Recorded information.
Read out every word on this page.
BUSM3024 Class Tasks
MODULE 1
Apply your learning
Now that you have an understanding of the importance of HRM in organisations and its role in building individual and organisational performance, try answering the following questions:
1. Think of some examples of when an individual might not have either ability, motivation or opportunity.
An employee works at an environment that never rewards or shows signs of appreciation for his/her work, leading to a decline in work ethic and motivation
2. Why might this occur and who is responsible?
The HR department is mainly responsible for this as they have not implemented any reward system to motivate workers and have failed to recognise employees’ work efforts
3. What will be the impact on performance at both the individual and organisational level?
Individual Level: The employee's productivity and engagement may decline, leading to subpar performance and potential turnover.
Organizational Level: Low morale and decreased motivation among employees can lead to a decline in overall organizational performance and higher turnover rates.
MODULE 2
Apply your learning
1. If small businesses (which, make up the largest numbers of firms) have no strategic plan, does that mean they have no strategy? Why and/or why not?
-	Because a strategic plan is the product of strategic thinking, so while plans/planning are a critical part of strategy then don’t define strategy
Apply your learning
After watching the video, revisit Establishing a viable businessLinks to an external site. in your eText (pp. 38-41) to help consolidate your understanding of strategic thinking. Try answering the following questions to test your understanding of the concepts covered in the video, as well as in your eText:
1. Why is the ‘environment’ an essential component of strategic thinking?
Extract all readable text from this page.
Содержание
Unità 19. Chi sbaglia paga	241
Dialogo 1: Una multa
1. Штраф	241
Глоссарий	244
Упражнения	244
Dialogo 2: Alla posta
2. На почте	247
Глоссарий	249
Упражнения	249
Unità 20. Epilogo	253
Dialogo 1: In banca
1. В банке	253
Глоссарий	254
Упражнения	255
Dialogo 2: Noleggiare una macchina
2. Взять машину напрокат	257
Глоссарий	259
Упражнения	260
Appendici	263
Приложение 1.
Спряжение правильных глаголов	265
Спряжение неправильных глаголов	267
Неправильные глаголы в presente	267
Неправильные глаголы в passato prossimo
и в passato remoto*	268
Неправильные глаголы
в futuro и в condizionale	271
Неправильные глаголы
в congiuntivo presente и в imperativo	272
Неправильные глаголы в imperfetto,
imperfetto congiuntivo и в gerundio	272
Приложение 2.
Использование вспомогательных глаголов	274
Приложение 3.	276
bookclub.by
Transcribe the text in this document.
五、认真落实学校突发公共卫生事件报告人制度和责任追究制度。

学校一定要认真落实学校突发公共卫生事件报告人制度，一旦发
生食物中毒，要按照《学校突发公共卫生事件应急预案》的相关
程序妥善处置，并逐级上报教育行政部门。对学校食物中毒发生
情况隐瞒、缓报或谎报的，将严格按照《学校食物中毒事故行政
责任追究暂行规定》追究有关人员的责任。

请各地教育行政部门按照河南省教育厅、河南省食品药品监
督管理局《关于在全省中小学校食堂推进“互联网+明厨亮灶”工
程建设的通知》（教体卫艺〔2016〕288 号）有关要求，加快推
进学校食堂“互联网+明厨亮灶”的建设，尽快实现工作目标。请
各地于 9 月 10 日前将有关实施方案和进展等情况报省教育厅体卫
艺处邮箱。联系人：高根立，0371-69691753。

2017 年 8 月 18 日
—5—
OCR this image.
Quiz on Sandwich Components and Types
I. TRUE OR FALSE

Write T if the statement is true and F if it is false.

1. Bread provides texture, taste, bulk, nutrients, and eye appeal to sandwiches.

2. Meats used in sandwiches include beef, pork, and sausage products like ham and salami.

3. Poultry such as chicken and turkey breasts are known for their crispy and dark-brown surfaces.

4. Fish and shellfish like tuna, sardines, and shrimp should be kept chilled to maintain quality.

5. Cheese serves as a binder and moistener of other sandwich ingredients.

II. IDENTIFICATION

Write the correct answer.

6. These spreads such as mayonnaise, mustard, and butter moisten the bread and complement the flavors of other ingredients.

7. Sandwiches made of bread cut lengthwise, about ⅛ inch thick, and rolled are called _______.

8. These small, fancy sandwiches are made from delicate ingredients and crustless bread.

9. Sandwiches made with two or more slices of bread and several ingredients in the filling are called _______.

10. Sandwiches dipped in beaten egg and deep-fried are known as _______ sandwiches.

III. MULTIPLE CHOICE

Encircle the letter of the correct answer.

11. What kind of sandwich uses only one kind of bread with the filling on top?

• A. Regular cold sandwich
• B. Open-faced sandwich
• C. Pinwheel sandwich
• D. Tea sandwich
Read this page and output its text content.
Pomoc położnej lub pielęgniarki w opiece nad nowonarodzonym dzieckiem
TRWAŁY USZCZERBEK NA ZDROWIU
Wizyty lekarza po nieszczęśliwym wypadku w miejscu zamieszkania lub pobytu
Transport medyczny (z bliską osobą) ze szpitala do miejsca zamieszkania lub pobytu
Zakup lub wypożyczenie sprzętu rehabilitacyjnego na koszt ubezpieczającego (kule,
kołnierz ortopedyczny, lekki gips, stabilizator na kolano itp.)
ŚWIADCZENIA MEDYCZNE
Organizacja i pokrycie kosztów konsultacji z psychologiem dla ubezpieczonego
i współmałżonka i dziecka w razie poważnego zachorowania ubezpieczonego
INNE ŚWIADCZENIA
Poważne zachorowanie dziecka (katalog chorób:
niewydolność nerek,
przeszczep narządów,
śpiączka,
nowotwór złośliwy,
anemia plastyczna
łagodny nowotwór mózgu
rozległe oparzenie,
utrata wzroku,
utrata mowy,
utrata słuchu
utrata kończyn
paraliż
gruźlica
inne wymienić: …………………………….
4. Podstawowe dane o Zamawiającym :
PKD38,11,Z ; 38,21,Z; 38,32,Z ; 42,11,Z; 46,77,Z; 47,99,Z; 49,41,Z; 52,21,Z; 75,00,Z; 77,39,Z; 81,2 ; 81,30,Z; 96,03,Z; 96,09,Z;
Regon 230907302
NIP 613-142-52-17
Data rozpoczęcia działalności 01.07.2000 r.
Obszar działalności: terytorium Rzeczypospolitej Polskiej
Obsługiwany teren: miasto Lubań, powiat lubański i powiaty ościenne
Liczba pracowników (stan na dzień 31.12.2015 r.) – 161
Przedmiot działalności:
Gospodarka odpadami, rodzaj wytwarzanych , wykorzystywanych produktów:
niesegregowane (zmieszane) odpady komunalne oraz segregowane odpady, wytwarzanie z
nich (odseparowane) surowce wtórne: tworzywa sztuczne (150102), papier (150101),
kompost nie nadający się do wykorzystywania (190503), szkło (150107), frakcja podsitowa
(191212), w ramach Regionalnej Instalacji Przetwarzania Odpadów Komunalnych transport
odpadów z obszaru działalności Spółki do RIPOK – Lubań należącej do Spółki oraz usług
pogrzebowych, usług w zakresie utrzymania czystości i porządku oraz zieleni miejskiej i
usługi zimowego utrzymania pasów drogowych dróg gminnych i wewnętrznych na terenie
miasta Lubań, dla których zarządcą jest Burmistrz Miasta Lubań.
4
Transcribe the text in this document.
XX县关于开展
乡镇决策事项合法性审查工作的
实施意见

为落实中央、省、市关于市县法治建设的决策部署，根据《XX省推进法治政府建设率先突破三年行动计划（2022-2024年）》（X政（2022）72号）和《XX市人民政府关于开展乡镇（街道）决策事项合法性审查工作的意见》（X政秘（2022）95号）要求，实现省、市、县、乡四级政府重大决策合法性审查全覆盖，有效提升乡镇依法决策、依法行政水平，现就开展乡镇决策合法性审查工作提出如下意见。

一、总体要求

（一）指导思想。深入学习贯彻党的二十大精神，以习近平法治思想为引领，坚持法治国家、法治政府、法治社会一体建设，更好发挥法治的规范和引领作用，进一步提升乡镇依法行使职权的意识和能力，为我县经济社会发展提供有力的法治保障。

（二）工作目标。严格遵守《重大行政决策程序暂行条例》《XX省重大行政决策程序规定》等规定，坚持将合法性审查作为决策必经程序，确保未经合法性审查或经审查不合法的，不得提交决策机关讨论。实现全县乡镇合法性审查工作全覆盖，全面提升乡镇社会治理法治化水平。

Required task. Copy out all lines that carry the word "nowotwór".

Solved problem.
nowotwór złośliwy,
łagodny nowotwór mózgu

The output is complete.